= WHAT IS ASKED =
Pull every line containing "name" out of the material below.
+ + + + + + +
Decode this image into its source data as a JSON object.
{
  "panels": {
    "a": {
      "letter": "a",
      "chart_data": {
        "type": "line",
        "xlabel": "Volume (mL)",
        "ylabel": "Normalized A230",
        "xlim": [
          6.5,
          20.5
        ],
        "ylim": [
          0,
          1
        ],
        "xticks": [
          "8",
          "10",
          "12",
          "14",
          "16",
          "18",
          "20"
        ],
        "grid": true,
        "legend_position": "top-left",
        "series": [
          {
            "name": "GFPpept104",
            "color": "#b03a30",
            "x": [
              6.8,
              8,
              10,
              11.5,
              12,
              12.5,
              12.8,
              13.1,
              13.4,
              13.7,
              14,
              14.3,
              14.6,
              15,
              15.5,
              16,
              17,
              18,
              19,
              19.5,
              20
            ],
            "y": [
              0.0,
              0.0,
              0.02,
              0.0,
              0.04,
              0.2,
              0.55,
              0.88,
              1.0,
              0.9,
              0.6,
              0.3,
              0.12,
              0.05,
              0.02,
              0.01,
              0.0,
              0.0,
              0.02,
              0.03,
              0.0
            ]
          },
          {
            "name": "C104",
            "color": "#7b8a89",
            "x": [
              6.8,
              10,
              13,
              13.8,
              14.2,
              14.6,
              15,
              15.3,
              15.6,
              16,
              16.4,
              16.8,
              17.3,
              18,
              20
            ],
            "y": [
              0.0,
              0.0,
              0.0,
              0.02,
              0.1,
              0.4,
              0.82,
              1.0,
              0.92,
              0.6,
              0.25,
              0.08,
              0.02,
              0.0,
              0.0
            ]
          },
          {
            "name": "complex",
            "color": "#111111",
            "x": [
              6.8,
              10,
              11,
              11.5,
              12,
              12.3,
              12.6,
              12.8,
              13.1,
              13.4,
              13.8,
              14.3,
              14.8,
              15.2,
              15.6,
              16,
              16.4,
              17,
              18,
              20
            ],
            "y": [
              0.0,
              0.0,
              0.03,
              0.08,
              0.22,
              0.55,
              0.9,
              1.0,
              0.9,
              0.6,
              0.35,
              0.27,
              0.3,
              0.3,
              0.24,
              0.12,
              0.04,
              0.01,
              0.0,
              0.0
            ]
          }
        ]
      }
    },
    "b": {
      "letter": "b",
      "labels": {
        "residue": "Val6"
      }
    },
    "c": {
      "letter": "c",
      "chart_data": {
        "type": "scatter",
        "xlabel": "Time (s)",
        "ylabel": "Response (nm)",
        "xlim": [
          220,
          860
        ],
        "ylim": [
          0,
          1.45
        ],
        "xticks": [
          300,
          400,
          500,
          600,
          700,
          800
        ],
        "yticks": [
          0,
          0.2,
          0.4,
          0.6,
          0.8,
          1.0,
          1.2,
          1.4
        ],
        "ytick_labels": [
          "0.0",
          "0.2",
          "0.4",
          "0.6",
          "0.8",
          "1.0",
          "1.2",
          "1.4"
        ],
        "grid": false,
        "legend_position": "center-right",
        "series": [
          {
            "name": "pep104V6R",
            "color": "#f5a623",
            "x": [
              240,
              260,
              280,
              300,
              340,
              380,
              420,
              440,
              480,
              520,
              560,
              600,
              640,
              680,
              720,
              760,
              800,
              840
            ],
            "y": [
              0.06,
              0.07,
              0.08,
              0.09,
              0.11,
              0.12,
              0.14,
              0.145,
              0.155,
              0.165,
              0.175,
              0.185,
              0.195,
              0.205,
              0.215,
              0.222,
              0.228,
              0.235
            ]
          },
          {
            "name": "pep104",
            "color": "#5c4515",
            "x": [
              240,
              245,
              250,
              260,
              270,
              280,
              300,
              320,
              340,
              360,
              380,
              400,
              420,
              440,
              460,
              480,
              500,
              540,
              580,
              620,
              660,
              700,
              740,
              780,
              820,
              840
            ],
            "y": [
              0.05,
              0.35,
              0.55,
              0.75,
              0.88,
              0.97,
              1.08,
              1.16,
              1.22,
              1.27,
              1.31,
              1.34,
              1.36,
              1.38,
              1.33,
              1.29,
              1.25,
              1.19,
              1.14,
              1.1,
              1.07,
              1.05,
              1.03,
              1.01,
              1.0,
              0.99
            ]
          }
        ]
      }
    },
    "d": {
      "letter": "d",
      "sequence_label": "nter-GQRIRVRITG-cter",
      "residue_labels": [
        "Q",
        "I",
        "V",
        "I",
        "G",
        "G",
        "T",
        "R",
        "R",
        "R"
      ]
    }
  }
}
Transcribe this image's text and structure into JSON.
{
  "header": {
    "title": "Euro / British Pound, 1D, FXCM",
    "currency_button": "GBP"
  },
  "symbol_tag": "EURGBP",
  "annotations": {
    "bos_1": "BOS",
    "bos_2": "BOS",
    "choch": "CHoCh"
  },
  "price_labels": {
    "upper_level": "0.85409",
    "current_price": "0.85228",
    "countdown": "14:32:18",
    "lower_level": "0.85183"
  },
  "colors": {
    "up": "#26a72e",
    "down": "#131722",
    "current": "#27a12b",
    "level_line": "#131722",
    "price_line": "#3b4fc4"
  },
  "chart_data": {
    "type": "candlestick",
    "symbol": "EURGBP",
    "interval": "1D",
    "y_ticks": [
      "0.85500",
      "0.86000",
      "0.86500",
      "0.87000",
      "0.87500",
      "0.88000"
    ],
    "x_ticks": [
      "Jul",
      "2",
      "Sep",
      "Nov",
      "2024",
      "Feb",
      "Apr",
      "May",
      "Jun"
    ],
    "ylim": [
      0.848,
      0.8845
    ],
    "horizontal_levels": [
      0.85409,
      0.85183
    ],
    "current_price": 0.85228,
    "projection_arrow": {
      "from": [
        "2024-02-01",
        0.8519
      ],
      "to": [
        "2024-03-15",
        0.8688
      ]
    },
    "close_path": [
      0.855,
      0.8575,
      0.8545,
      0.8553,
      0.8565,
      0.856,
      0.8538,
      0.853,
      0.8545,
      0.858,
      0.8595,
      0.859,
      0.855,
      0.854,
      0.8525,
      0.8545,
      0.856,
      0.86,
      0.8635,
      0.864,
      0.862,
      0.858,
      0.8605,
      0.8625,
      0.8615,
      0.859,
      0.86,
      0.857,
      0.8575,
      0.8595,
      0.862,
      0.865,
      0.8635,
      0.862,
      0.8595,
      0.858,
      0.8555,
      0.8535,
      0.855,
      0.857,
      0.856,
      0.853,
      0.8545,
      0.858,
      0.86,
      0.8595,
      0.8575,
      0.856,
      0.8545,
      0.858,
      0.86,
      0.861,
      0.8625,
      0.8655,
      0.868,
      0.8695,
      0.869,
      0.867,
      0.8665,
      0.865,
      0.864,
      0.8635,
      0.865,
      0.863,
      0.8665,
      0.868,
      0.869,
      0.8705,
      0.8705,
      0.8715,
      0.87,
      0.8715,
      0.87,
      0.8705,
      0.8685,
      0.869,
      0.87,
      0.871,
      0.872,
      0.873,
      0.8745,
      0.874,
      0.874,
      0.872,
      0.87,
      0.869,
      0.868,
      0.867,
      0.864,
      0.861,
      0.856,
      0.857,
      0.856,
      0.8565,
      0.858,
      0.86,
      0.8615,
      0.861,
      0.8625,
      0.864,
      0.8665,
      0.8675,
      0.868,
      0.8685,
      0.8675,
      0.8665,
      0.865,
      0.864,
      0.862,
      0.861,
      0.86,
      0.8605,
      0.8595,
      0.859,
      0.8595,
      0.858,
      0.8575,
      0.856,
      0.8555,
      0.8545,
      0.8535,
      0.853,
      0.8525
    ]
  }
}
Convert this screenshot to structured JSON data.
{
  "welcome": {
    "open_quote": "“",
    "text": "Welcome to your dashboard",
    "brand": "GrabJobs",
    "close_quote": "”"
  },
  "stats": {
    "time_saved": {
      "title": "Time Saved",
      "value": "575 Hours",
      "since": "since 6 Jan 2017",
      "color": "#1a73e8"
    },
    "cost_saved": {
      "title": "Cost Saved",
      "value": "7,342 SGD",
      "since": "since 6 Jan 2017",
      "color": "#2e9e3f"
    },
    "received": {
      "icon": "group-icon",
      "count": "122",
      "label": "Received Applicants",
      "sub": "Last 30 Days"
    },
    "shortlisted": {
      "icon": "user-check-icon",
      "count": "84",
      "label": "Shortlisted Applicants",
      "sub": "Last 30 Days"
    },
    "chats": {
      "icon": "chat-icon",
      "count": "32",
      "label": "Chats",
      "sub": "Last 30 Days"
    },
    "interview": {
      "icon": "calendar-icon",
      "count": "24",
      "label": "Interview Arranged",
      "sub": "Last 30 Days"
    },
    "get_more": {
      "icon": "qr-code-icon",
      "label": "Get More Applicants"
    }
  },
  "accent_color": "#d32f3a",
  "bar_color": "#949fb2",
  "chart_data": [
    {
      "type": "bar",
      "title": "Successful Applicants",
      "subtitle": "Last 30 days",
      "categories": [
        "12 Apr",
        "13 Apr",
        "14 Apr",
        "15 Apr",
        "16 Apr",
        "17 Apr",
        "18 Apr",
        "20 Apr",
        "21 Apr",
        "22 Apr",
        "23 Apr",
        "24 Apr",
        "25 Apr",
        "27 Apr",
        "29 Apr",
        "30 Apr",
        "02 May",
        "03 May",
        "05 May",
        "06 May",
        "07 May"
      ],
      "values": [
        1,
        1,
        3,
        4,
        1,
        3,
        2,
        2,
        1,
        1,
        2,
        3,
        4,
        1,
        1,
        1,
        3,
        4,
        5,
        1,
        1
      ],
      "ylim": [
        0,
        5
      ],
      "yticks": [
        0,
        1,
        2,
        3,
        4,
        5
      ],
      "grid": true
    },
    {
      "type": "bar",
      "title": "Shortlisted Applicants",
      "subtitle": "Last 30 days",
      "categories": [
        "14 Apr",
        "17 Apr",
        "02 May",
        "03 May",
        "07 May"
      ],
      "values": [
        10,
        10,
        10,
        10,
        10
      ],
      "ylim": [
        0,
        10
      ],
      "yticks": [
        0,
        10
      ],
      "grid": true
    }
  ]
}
+ + + + + + +
= RESULT OF THE EXERCISE =
            "name": "GFPpept104",
            "name": "C104",
            "name": "complex",
            "name": "pep104V6R",
            "name": "pep104",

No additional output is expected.